** begin **

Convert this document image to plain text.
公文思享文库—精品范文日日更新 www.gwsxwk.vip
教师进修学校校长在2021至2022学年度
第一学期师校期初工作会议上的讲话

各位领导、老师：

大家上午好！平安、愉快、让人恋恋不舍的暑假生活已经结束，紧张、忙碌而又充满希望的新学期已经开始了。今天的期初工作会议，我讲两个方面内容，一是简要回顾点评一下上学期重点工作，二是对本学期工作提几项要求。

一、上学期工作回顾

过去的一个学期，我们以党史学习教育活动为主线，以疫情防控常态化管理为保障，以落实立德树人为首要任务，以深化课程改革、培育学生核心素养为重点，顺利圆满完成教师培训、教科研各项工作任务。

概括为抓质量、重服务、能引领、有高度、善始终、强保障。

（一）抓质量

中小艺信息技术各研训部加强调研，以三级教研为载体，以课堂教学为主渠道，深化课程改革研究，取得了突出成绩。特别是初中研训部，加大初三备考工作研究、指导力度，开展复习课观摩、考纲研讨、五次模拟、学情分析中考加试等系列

** end **

### Stated goal
Write down the full listing again, exactly.

### Exercise result
Convert this document image to plain text.
公文思享文库—精品范文日日更新 www.gwsxwk.vip
教师进修学校校长在2021至2022学年度
第一学期师校期初工作会议上的讲话

各位领导、老师：

大家上午好！平安、愉快、让人恋恋不舍的暑假生活已经结束，紧张、忙碌而又充满希望的新学期已经开始了。今天的期初工作会议，我讲两个方面内容，一是简要回顾点评一下上学期重点工作，二是对本学期工作提几项要求。

一、上学期工作回顾

过去的一个学期，我们以党史学习教育活动为主线，以疫情防控常态化管理为保障，以落实立德树人为首要任务，以深化课程改革、培育学生核心素养为重点，顺利圆满完成教师培训、教科研各项工作任务。

概括为抓质量、重服务、能引领、有高度、善始终、强保障。

（一）抓质量

中小艺信息技术各研训部加强调研，以三级教研为载体，以课堂教学为主渠道，深化课程改革研究，取得了突出成绩。特别是初中研训部，加大初三备考工作研究、指导力度，开展复习课观摩、考纲研讨、五次模拟、学情分析中考加试等系列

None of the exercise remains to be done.